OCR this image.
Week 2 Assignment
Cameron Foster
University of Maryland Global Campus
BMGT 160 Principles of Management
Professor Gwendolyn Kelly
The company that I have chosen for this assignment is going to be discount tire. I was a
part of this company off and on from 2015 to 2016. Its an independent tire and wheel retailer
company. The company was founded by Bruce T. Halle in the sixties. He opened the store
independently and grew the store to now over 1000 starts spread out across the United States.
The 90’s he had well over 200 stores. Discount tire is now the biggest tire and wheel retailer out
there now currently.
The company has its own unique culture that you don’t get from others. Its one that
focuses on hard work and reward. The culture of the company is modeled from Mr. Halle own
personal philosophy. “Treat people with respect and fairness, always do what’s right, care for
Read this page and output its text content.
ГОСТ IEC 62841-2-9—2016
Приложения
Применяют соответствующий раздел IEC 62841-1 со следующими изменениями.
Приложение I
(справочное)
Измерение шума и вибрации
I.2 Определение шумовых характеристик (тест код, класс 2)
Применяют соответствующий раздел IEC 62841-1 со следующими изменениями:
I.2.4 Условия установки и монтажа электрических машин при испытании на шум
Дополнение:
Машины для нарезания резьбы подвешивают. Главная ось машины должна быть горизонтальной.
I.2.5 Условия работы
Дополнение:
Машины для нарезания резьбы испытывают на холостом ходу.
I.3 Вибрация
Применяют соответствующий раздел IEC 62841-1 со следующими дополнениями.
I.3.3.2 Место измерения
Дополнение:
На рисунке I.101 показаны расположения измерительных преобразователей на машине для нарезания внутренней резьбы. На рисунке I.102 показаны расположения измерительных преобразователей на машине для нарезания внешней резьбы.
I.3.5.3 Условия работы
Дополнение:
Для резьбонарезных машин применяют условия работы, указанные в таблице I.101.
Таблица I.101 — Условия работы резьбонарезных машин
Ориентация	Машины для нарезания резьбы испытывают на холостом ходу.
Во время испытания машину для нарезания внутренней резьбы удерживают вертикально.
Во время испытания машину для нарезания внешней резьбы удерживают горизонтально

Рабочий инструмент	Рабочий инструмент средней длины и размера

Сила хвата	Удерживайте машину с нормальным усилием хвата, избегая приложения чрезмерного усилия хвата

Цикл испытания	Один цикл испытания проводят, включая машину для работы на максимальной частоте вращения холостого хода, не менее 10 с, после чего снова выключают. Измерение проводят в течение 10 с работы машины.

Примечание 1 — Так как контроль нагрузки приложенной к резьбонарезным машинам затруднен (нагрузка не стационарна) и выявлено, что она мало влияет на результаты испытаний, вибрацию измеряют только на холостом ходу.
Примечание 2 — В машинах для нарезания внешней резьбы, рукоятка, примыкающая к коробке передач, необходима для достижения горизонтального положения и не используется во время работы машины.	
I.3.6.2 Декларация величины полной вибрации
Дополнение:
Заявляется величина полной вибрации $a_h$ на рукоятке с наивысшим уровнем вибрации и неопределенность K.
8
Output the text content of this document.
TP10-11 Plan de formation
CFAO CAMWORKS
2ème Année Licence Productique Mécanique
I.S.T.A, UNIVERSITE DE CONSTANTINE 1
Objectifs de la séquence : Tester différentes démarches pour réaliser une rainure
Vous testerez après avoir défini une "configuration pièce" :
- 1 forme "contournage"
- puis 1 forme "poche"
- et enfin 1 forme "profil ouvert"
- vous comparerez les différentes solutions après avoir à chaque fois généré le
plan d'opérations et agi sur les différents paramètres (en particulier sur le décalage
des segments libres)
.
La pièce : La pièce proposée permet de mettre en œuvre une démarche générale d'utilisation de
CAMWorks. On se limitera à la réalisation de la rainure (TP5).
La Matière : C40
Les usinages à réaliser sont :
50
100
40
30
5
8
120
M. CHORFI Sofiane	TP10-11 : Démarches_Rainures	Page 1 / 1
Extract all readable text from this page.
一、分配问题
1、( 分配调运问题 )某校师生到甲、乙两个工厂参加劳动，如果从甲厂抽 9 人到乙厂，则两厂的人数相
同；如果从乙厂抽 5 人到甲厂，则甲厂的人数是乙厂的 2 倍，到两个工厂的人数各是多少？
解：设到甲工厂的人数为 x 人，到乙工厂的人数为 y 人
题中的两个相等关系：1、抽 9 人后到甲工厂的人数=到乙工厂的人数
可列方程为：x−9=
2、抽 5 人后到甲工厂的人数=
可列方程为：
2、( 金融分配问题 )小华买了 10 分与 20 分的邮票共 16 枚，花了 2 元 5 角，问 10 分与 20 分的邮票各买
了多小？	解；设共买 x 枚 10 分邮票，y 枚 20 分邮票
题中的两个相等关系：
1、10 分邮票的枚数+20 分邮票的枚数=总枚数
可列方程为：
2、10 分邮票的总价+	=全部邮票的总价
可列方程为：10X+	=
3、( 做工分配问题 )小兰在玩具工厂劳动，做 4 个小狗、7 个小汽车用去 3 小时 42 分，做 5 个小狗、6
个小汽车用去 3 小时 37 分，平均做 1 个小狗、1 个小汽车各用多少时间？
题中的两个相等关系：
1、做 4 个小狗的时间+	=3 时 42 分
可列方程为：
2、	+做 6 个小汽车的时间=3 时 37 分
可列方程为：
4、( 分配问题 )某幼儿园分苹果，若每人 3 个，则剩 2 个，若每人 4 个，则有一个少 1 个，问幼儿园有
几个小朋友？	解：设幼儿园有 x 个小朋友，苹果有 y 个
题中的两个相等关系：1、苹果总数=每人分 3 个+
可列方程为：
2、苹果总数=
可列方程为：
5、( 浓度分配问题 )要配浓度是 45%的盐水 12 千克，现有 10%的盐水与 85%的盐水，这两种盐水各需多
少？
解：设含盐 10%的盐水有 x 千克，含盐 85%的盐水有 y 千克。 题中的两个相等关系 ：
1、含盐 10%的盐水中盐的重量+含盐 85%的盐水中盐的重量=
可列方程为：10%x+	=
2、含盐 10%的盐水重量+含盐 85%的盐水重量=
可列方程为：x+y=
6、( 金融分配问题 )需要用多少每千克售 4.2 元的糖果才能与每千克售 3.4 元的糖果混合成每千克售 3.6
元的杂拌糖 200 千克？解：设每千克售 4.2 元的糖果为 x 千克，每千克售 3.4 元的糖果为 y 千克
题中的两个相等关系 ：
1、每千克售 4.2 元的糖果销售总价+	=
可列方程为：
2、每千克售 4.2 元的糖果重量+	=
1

Description of the task: Extract, unchanged, the closing run of lines that opens with the line containing "Extract all readable text from this page." and ends with the last line.

Correct answer:
Extract all readable text from this page.
一、分配问题
1、( 分配调运问题 )某校师生到甲、乙两个工厂参加劳动，如果从甲厂抽 9 人到乙厂，则两厂的人数相
同；如果从乙厂抽 5 人到甲厂，则甲厂的人数是乙厂的 2 倍，到两个工厂的人数各是多少？
解：设到甲工厂的人数为 x 人，到乙工厂的人数为 y 人
题中的两个相等关系：1、抽 9 人后到甲工厂的人数=到乙工厂的人数
可列方程为：x−9=
2、抽 5 人后到甲工厂的人数=
可列方程为：
2、( 金融分配问题 )小华买了 10 分与 20 分的邮票共 16 枚，花了 2 元 5 角，问 10 分与 20 分的邮票各买
了多小？	解；设共买 x 枚 10 分邮票，y 枚 20 分邮票
题中的两个相等关系：
1、10 分邮票的枚数+20 分邮票的枚数=总枚数
可列方程为：
2、10 分邮票的总价+	=全部邮票的总价
可列方程为：10X+	=
3、( 做工分配问题 )小兰在玩具工厂劳动，做 4 个小狗、7 个小汽车用去 3 小时 42 分，做 5 个小狗、6
个小汽车用去 3 小时 37 分，平均做 1 个小狗、1 个小汽车各用多少时间？
题中的两个相等关系：
1、做 4 个小狗的时间+	=3 时 42 分
可列方程为：
2、	+做 6 个小汽车的时间=3 时 37 分
可列方程为：
4、( 分配问题 )某幼儿园分苹果，若每人 3 个，则剩 2 个，若每人 4 个，则有一个少 1 个，问幼儿园有
几个小朋友？	解：设幼儿园有 x 个小朋友，苹果有 y 个
题中的两个相等关系：1、苹果总数=每人分 3 个+
可列方程为：
2、苹果总数=
可列方程为：
5、( 浓度分配问题 )要配浓度是 45%的盐水 12 千克，现有 10%的盐水与 85%的盐水，这两种盐水各需多
少？
解：设含盐 10%的盐水有 x 千克，含盐 85%的盐水有 y 千克。 题中的两个相等关系 ：
1、含盐 10%的盐水中盐的重量+含盐 85%的盐水中盐的重量=
可列方程为：10%x+	=
2、含盐 10%的盐水重量+含盐 85%的盐水重量=
可列方程为：x+y=
6、( 金融分配问题 )需要用多少每千克售 4.2 元的糖果才能与每千克售 3.4 元的糖果混合成每千克售 3.6
元的杂拌糖 200 千克？解：设每千克售 4.2 元的糖果为 x 千克，每千克售 3.4 元的糖果为 y 千克
题中的两个相等关系 ：
1、每千克售 4.2 元的糖果销售总价+	=
可列方程为：
2、每千克售 4.2 元的糖果重量+	=
1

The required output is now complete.